Copy out all lines where "Europe" appears.

------

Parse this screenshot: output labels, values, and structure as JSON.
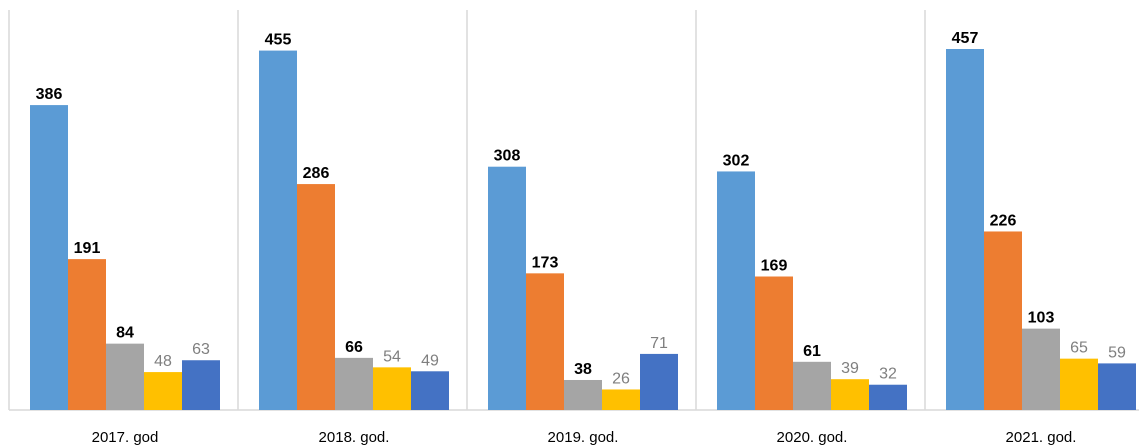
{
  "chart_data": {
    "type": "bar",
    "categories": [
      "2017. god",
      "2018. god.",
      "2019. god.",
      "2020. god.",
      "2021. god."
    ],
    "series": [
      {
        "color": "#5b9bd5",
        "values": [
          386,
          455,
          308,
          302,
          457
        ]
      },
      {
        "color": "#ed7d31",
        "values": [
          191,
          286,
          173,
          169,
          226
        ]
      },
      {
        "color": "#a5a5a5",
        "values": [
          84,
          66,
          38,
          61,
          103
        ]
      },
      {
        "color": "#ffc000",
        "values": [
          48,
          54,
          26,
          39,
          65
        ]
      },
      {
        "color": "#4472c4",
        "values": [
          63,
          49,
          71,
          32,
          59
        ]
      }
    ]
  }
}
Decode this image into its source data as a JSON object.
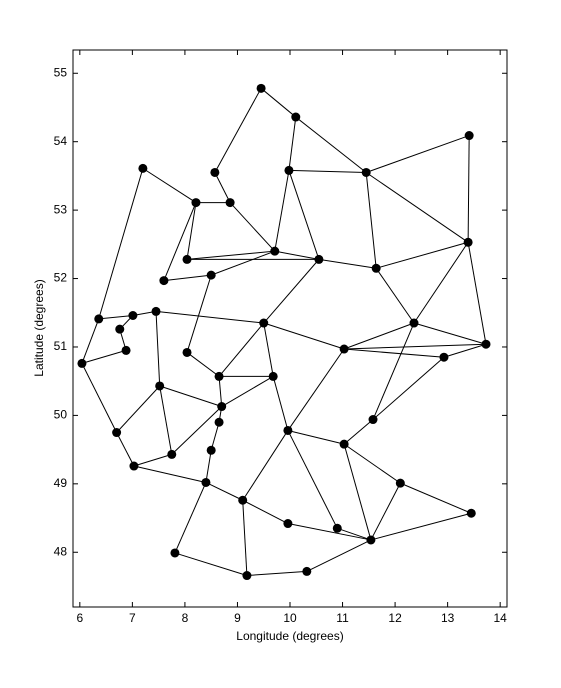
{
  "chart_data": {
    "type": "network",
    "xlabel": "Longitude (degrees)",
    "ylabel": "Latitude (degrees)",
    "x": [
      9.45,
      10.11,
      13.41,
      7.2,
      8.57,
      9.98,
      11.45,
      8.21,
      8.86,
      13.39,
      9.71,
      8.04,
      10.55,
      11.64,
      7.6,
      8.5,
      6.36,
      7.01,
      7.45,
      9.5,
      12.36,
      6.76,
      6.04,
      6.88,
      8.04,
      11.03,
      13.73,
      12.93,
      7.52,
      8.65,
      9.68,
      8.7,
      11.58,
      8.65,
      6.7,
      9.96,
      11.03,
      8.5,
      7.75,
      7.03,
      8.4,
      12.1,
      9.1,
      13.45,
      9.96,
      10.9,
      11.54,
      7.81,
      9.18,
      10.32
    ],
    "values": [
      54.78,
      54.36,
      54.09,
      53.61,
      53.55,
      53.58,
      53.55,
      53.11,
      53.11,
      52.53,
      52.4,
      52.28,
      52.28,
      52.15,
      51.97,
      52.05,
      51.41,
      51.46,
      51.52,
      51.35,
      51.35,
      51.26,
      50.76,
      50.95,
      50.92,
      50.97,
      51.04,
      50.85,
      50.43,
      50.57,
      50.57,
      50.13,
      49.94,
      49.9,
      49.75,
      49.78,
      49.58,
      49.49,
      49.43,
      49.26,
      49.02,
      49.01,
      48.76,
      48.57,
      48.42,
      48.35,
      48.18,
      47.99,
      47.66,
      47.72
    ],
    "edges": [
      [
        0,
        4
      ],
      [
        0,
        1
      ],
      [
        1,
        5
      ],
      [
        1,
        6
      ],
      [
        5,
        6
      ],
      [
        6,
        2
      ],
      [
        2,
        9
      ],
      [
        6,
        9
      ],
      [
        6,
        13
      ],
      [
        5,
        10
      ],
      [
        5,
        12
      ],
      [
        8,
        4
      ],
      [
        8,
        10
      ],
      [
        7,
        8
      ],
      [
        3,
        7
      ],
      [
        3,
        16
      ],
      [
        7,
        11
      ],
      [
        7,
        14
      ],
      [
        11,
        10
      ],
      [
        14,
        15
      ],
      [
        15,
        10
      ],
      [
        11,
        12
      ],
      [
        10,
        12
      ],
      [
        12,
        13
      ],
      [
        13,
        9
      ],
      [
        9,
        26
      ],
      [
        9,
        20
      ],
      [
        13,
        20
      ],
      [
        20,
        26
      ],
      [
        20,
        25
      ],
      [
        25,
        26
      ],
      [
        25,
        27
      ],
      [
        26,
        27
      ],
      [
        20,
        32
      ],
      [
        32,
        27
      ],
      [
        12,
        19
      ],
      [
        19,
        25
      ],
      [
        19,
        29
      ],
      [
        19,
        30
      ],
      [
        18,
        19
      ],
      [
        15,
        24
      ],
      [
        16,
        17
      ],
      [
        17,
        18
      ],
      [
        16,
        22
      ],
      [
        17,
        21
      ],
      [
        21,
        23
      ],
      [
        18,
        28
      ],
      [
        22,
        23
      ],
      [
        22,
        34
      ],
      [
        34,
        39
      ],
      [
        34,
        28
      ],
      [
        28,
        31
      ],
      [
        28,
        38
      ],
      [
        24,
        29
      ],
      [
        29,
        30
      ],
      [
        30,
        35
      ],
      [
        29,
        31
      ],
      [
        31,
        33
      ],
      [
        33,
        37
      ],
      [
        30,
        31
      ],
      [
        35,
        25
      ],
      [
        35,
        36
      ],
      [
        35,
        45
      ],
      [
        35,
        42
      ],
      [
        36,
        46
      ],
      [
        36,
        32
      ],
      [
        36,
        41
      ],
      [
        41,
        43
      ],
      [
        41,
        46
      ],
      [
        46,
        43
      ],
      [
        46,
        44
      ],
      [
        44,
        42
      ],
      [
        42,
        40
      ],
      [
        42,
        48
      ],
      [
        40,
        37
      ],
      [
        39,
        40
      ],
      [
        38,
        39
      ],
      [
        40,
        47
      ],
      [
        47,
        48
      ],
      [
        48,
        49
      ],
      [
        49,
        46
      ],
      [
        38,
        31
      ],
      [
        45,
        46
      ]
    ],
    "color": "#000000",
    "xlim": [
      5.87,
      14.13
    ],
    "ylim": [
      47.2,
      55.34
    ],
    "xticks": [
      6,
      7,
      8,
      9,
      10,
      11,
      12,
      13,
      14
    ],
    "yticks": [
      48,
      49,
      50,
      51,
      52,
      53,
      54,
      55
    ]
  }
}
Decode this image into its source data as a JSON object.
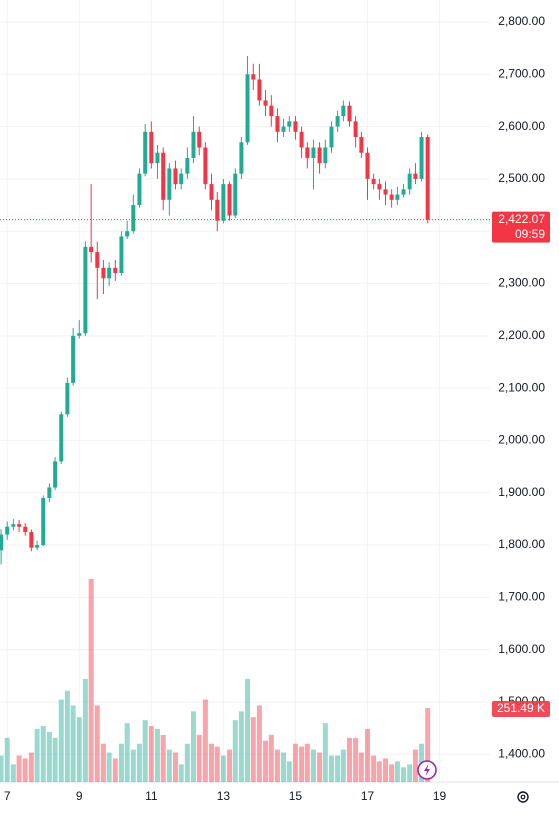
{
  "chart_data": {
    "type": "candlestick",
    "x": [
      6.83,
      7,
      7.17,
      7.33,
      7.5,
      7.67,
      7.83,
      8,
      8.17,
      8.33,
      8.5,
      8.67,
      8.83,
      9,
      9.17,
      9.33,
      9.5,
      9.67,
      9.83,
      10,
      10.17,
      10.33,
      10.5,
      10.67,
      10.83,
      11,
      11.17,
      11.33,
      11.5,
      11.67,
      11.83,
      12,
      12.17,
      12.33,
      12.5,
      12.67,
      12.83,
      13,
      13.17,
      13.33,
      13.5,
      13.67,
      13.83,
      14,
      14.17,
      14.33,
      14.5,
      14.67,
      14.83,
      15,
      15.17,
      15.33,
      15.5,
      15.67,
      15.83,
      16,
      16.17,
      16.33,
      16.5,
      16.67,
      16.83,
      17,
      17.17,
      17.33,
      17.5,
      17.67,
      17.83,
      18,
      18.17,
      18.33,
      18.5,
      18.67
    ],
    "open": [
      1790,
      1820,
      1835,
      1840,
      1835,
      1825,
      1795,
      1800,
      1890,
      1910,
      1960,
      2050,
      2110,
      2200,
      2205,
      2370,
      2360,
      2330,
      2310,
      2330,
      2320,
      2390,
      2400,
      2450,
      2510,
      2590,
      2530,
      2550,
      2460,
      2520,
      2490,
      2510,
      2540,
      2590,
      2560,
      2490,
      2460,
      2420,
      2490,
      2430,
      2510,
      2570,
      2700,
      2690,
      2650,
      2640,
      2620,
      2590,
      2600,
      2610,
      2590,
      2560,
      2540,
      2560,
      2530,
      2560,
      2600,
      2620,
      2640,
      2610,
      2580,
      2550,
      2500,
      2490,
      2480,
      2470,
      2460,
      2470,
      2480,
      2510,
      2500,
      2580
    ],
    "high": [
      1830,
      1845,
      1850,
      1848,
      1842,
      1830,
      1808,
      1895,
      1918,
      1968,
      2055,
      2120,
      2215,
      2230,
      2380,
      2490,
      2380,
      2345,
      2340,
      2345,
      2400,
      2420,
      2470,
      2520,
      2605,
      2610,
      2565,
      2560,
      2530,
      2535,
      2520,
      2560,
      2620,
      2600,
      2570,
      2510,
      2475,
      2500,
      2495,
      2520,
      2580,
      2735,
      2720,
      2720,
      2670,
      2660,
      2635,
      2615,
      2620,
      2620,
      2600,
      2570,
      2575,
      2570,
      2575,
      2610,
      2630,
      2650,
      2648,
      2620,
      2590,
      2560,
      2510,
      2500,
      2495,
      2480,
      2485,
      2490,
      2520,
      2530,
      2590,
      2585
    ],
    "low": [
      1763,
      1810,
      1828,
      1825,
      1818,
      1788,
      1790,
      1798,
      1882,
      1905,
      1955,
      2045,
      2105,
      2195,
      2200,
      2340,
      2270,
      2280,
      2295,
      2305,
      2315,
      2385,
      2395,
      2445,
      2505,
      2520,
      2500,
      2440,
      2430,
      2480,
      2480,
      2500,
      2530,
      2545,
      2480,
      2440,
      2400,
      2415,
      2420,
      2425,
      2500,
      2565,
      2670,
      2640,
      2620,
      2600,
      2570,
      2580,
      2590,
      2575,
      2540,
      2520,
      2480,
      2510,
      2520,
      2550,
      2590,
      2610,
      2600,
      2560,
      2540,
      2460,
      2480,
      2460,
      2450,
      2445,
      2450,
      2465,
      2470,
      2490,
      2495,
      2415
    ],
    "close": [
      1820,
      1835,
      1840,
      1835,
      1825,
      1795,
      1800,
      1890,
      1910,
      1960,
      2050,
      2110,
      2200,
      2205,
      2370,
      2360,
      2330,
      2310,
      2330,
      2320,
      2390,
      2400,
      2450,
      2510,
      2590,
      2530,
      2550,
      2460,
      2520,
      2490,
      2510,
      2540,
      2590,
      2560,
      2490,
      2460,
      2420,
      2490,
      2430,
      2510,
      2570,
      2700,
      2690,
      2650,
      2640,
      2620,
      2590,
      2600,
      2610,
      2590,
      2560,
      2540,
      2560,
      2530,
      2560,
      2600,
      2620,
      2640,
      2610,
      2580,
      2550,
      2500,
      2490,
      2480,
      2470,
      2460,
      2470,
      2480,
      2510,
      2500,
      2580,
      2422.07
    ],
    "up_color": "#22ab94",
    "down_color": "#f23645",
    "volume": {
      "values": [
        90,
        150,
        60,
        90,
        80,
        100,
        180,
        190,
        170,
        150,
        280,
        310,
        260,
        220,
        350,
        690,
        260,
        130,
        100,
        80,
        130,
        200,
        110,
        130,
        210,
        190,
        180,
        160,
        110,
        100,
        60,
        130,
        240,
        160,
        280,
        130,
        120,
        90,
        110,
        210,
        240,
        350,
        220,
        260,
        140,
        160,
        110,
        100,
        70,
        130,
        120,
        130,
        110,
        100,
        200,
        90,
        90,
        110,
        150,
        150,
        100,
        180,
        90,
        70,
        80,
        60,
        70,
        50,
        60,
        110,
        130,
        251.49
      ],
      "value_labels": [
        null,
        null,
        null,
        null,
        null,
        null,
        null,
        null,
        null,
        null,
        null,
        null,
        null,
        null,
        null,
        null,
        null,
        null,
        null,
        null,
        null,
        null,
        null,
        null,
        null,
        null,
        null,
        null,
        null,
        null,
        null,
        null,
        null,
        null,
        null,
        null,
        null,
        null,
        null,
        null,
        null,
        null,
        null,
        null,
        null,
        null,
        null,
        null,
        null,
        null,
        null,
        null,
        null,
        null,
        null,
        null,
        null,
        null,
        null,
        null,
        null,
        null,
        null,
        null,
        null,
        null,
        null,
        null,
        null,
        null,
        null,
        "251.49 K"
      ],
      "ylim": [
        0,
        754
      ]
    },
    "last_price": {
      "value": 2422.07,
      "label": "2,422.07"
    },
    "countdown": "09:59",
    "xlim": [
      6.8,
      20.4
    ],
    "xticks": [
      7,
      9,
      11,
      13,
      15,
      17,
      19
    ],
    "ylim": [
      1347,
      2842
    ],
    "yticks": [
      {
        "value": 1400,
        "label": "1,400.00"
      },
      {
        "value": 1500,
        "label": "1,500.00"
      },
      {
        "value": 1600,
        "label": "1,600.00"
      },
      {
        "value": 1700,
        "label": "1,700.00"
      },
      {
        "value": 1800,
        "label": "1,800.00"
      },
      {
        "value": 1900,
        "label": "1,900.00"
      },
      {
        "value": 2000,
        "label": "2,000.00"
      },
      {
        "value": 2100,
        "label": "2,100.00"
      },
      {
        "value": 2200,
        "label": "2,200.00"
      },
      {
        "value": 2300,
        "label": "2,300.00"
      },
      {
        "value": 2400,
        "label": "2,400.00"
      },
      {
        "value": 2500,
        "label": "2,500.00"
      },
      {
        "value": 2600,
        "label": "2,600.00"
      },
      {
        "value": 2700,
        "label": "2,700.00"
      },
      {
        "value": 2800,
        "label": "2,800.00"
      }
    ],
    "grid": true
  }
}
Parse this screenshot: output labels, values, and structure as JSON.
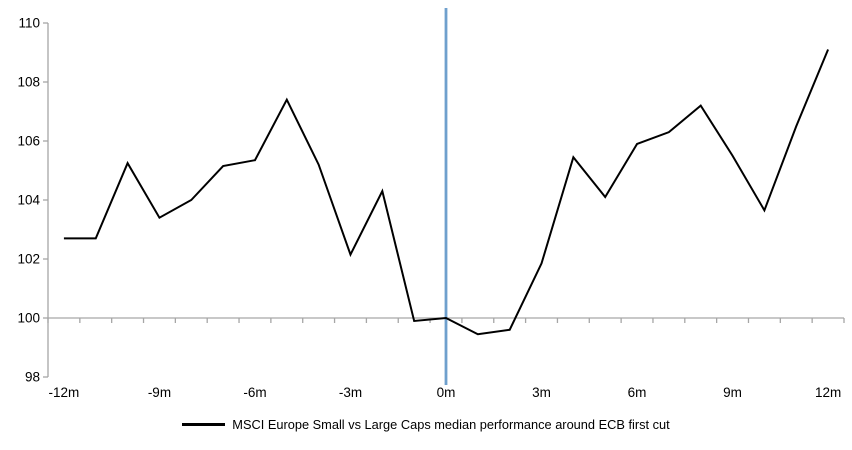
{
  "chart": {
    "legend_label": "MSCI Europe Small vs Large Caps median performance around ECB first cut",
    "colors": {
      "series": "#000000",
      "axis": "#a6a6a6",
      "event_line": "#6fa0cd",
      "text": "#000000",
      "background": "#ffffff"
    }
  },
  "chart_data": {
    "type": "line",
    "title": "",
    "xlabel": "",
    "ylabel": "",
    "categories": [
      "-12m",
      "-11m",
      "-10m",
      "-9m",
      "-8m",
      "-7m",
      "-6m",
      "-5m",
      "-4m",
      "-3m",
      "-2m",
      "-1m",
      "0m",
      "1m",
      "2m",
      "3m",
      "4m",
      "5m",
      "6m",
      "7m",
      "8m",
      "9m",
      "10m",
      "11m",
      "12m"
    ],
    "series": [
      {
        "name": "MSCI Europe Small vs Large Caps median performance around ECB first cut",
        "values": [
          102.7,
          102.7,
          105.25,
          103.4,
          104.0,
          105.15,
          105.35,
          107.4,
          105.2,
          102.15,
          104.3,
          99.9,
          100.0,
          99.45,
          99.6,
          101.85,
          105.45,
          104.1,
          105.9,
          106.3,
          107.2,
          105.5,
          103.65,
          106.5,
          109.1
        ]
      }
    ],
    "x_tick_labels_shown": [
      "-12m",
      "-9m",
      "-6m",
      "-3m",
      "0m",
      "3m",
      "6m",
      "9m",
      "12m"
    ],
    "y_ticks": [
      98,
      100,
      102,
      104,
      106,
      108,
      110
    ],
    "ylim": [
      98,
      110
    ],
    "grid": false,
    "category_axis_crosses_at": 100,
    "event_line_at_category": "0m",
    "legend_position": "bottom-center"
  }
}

------

**Finished exercise**:
    "legend_label": "MSCI Europe Small vs Large Caps median performance around ECB first cut",
        "name": "MSCI Europe Small vs Large Caps median performance around ECB first cut",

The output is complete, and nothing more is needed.